-------- Material supplied --------

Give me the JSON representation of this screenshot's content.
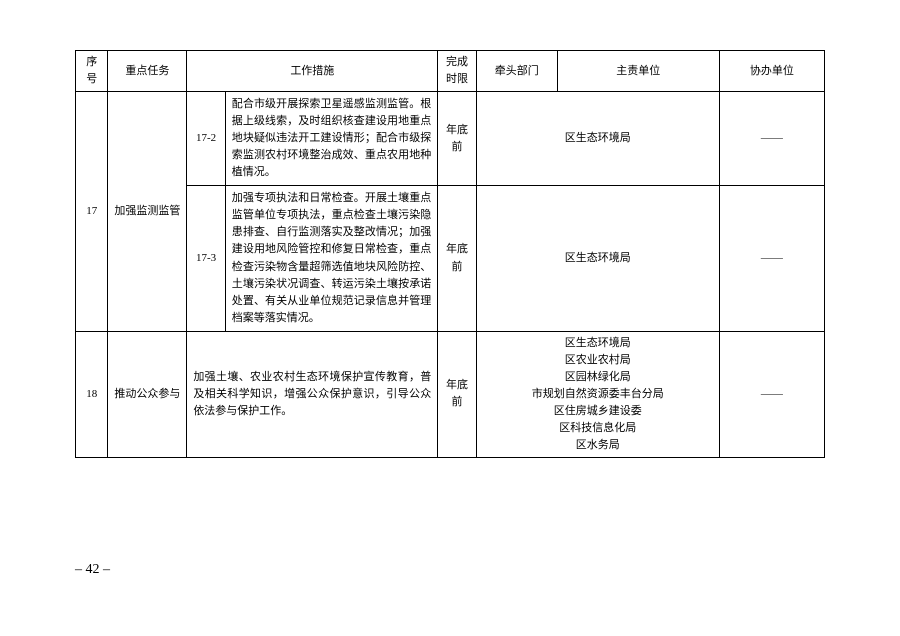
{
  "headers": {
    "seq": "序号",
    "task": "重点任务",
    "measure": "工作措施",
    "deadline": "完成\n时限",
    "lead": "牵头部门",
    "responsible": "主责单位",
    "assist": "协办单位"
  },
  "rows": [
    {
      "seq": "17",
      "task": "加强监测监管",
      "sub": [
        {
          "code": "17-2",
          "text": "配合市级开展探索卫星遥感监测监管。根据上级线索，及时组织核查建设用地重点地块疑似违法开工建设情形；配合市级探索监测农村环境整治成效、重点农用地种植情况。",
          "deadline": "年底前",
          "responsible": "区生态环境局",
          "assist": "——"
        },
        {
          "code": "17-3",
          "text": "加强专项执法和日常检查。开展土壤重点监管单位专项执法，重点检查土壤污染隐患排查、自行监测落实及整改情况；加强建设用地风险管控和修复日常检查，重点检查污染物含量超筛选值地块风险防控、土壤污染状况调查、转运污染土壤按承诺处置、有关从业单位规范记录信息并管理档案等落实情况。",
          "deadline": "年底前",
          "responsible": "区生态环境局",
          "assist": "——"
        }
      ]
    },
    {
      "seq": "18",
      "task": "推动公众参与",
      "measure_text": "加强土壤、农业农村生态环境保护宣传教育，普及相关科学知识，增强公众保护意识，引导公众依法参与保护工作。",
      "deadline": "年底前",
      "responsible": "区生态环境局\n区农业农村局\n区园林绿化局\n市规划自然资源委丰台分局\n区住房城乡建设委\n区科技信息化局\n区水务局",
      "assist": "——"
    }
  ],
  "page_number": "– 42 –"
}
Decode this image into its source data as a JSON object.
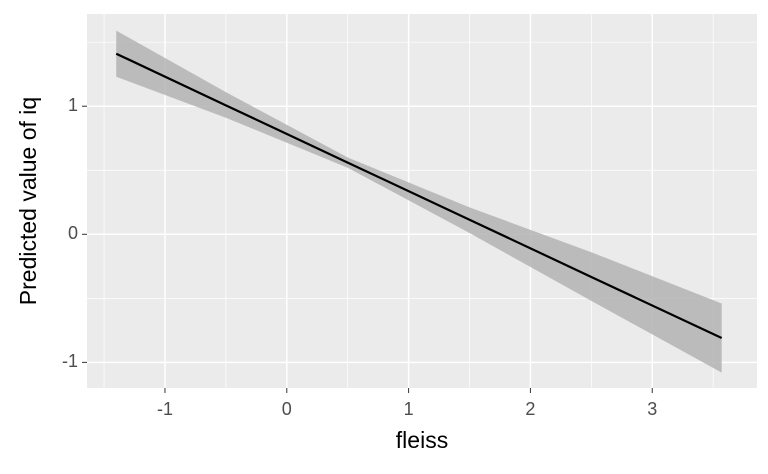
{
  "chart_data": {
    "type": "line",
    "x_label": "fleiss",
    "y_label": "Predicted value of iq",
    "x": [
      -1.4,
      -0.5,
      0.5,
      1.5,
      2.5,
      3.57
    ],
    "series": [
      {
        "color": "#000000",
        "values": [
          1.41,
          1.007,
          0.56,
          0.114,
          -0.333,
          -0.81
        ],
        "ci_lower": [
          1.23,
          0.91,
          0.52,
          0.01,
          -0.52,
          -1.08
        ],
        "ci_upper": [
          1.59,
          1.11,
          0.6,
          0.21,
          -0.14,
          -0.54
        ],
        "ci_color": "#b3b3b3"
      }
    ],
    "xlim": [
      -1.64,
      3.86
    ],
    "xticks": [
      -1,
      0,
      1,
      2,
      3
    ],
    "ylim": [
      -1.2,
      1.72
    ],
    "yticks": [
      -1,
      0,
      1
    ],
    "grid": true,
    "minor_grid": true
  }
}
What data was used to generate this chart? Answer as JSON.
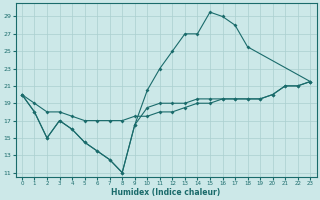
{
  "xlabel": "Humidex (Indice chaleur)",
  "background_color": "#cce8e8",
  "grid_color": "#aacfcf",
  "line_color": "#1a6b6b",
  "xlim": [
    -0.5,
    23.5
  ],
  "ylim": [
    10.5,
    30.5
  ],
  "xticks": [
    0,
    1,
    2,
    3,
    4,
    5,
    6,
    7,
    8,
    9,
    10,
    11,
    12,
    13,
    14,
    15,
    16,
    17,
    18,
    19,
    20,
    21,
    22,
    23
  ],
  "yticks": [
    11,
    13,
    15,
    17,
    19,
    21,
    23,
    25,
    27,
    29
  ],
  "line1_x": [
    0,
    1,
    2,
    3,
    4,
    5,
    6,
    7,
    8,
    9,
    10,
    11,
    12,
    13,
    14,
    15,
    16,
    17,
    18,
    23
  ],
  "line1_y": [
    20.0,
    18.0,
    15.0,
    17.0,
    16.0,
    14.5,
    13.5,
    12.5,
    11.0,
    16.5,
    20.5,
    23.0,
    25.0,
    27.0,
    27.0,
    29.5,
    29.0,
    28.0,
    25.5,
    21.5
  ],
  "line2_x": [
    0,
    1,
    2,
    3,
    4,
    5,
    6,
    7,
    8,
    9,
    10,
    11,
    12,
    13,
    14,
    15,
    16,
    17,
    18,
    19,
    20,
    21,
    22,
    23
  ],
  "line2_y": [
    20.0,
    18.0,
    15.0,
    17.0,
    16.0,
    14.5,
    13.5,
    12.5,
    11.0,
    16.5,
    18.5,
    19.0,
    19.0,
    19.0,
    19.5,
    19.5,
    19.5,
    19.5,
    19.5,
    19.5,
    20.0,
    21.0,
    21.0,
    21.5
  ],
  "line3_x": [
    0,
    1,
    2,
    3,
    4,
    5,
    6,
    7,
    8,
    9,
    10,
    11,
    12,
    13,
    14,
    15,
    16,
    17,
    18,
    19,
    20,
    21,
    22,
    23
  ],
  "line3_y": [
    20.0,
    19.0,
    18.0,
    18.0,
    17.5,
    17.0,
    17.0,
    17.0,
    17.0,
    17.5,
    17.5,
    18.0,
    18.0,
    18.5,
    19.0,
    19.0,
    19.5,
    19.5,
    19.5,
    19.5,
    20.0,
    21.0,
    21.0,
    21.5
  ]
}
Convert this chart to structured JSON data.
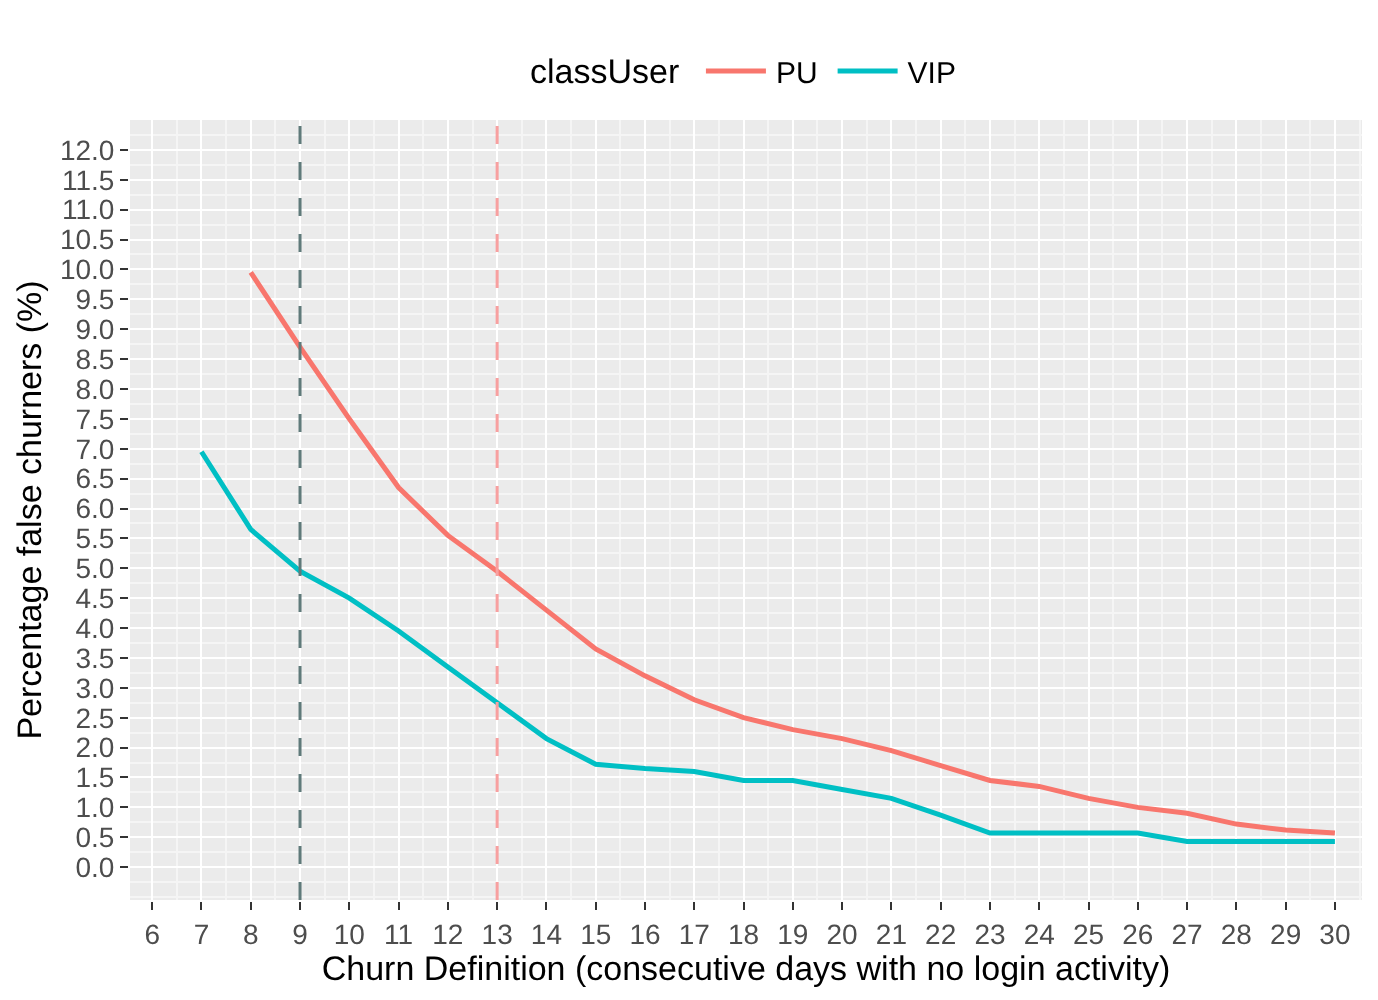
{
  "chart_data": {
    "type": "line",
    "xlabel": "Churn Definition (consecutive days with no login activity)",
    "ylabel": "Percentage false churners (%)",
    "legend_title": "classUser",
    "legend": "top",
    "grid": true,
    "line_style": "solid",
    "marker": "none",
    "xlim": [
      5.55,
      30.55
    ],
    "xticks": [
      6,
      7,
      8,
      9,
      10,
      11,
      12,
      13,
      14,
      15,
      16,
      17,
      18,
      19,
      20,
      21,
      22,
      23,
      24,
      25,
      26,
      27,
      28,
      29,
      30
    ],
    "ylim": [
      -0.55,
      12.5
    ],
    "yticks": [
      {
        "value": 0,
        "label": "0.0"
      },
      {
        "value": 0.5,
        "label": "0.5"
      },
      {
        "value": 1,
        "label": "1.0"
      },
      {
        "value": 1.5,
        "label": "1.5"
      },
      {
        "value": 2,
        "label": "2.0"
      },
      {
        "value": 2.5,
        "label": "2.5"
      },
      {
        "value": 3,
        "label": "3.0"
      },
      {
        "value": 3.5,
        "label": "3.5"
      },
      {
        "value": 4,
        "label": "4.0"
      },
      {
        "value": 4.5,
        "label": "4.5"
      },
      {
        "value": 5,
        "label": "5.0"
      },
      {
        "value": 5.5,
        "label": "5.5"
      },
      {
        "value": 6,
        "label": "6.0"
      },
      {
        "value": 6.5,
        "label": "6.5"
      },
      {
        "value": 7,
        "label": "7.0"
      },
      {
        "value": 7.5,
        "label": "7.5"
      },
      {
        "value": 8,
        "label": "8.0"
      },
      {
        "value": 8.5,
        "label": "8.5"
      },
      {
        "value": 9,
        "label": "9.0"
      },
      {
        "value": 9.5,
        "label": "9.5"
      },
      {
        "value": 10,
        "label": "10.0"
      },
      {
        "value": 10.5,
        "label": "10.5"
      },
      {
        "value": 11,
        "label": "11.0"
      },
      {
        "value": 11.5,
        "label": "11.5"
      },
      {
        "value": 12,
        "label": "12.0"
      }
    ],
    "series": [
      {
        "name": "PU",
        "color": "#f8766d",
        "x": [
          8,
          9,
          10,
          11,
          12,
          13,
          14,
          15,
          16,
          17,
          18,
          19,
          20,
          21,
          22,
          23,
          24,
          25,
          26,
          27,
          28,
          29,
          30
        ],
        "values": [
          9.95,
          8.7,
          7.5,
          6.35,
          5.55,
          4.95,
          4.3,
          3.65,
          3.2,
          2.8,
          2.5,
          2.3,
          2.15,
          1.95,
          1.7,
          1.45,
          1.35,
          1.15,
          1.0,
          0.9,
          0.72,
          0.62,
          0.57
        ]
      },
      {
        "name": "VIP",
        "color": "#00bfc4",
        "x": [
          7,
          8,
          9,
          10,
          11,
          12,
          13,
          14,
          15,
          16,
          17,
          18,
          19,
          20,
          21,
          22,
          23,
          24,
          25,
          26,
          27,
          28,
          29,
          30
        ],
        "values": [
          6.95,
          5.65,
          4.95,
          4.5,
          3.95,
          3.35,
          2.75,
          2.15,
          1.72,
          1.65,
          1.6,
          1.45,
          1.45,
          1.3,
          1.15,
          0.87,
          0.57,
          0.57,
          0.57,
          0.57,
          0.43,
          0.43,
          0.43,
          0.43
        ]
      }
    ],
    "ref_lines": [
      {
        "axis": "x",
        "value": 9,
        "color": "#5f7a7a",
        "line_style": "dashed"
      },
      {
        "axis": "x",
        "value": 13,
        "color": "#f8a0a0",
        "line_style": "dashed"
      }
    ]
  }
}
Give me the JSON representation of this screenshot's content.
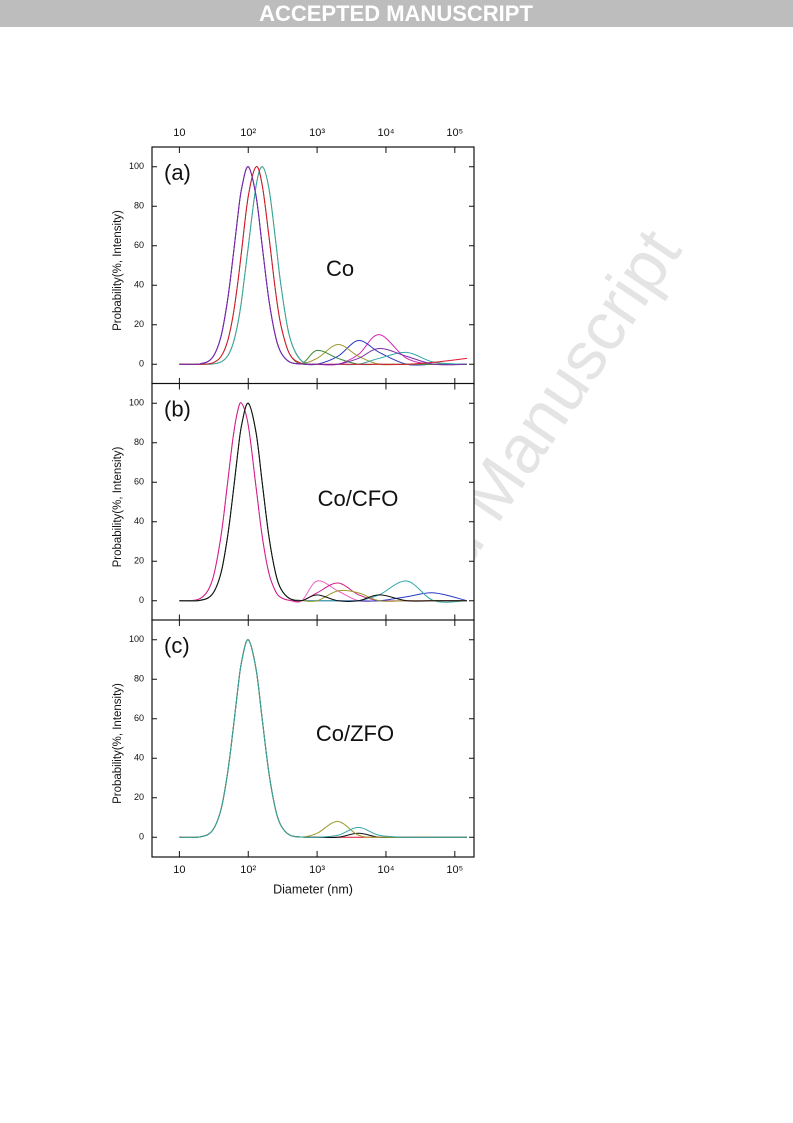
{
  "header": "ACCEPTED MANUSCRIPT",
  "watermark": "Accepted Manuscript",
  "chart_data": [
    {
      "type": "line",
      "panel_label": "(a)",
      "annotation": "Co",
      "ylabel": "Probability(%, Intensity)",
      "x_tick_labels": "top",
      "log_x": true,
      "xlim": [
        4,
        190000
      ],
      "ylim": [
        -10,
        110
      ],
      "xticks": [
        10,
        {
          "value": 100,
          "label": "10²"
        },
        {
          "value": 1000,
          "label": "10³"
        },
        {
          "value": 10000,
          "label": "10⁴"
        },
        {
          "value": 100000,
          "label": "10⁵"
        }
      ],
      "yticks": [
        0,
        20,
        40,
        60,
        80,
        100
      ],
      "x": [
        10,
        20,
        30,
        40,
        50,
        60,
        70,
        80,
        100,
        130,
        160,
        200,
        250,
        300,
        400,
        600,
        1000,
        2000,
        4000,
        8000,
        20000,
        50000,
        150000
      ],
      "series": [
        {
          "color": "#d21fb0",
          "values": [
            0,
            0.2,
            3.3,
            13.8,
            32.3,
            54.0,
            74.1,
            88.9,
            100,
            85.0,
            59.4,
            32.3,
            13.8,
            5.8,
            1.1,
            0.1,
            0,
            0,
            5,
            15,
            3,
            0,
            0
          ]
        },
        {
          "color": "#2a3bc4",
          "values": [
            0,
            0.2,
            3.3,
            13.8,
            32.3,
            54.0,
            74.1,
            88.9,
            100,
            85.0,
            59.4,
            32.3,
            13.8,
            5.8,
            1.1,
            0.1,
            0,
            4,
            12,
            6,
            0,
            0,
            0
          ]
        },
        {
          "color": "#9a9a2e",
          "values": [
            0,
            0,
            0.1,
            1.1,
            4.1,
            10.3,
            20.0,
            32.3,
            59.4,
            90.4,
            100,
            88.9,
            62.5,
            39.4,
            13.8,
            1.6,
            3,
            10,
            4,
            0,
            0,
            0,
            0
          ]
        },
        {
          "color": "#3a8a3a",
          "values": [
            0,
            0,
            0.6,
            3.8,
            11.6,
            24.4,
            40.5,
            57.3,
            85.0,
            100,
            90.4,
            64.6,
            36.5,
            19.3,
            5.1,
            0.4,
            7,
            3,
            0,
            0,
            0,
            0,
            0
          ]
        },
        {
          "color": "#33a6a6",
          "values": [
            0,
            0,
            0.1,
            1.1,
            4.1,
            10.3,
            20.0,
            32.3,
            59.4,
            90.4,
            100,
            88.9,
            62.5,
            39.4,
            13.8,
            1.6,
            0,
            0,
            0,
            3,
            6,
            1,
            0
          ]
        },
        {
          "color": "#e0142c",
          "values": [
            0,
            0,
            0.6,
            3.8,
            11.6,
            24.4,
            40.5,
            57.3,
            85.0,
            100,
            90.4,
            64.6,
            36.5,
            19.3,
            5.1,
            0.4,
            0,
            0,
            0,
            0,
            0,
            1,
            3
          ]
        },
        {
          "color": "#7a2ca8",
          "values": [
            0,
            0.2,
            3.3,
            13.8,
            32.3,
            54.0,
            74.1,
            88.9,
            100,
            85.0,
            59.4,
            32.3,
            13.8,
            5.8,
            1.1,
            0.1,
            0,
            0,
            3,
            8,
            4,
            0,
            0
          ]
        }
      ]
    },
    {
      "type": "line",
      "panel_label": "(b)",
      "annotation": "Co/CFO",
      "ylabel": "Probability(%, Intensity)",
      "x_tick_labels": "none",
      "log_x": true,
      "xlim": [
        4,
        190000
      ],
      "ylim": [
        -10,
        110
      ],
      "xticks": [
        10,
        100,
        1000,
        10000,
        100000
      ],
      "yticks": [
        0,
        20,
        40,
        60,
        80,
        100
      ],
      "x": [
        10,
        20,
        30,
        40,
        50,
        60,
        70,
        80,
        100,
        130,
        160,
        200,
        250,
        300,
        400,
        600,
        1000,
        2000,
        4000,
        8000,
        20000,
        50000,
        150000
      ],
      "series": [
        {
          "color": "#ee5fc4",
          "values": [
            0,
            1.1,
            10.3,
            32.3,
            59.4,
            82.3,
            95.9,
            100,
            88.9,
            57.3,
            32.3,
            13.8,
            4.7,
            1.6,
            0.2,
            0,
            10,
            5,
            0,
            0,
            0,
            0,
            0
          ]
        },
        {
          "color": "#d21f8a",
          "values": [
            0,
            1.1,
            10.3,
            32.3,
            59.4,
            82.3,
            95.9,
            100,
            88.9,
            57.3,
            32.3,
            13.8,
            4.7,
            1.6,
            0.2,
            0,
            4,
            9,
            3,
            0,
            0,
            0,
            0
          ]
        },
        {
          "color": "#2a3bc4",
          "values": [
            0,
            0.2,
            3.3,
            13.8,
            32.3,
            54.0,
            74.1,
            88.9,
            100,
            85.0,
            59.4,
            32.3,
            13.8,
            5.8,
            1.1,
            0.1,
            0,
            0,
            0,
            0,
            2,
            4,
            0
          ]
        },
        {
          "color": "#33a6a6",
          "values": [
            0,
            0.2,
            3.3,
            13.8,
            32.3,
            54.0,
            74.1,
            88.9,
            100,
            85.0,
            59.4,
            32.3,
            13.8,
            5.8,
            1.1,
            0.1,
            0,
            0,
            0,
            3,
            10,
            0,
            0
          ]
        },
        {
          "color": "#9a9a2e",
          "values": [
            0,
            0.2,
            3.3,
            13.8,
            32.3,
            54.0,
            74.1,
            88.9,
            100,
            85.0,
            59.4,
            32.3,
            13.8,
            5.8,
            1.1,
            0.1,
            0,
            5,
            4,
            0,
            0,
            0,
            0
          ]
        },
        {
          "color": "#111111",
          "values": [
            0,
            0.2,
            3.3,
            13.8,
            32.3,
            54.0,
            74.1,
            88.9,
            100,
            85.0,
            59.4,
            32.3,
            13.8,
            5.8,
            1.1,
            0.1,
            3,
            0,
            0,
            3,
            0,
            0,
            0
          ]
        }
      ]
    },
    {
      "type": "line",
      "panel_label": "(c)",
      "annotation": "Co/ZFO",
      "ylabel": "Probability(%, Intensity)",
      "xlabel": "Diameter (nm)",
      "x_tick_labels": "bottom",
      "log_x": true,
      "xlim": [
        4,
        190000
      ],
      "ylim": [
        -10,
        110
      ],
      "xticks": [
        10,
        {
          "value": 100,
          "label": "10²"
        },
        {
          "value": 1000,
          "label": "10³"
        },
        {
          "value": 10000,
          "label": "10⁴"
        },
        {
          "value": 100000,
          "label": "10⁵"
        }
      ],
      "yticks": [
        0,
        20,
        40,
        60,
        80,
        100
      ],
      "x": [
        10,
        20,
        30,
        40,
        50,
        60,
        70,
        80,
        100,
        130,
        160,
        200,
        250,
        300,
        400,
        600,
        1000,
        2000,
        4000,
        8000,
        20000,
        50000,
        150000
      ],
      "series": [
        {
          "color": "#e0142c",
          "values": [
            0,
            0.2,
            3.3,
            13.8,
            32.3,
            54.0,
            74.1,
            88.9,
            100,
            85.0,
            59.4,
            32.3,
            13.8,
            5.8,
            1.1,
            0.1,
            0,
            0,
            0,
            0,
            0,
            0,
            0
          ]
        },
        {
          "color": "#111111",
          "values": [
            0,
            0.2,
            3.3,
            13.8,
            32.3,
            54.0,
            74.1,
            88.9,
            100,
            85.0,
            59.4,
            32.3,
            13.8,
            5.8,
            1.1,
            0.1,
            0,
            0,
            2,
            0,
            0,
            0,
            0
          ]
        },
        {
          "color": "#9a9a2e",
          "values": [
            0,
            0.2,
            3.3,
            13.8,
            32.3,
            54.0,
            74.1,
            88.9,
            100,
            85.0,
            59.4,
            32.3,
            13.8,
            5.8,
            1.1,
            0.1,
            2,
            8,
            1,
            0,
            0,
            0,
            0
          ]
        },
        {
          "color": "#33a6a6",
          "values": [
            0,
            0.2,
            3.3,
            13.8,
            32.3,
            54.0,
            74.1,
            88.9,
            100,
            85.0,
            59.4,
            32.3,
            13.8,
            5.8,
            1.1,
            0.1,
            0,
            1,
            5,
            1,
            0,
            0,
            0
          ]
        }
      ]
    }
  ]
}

--------

= Exercise brief =
All lines above containing the string "responsible" are to be collected.

= Answer in full =
    "responsible": "主责单位",
          "responsible": "区生态环境局",
          "responsible": "区生态环境局",
      "responsible": "区生态环境局\n区农业农村局\n区园林绿化局\n市规划自然资源委丰台分局\n区住房城乡建设委\n区科技信息化局\n区水务局",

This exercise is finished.